— Start of Source text —
That looks like it should v on a john deer lol

Your not riding unless you break it!


----------



## Brute650i

Nice looking tire but not worth $225


----------



## islandlife

in my mind, atv tires should be no more than 125 bucks a piece. they arent even DOT approved. for 225 bucks you should be able to drive that thing wherever you want!


----------



## Brute650i

I take that back MSRP is $222.60. They can be had for cheaper, B&C Racing will be carrying EFX tires and MSA wheels in the coming months.

I will more than likely be swapping over to these to give them a try after I get my 29.5 laws and rims sold.


----------



## Polaris425

Brute650i said:


> I take that back MSRP is $222.60. They can be had for cheaper, B&C Racing will be carrying EFX tires and MSA wheels in the coming months.
> 
> I will more than likely be swapping over to these to give them a try after I get my 29.5 laws and rims sold.



Nice!!!


----------



## Beachcruiser

Brute- Make sure you give us review. Comparison would be awesome as well.


----------



## Polaris425

:bigok:


----------



## byrd

ok p425 give us the low down on the pics. was u there? how did they do


----------



## Polaris425

nah just pics from their facebook...


----------



## Ryanuga47

how close to the stock tire size can i get a set of itp mudlites?


----------



## phreebsd

you can buy 25" mudlites. same as stock.

interesting thread hi-jack


----------



## Polaris425

we may have to start a mandatory forum how to use me video before people can log on the first time...............
— End of Source text —
— Start of Data extract —
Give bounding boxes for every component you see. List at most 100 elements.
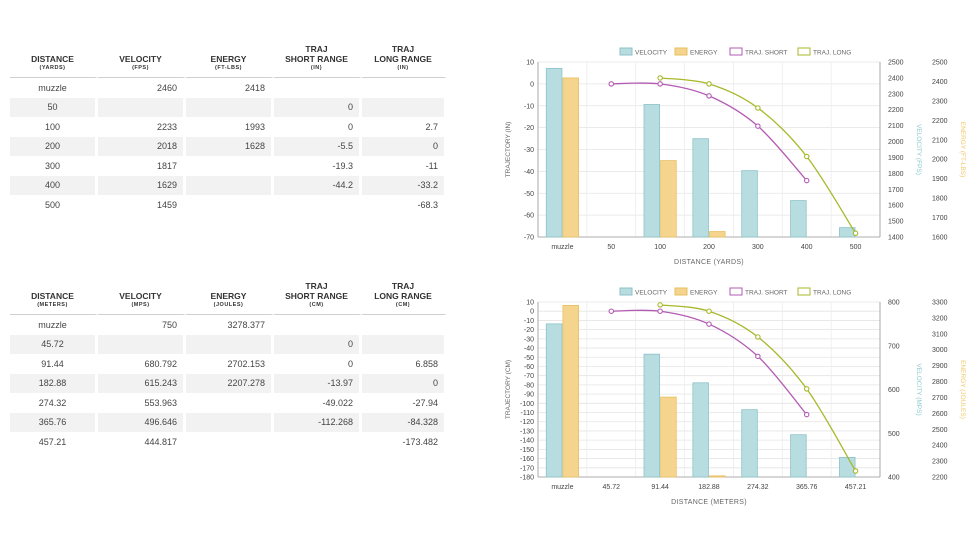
— End of Data extract —
In the ATV tire discussion, what MSRP does Brute650i give for the tires?

$222.60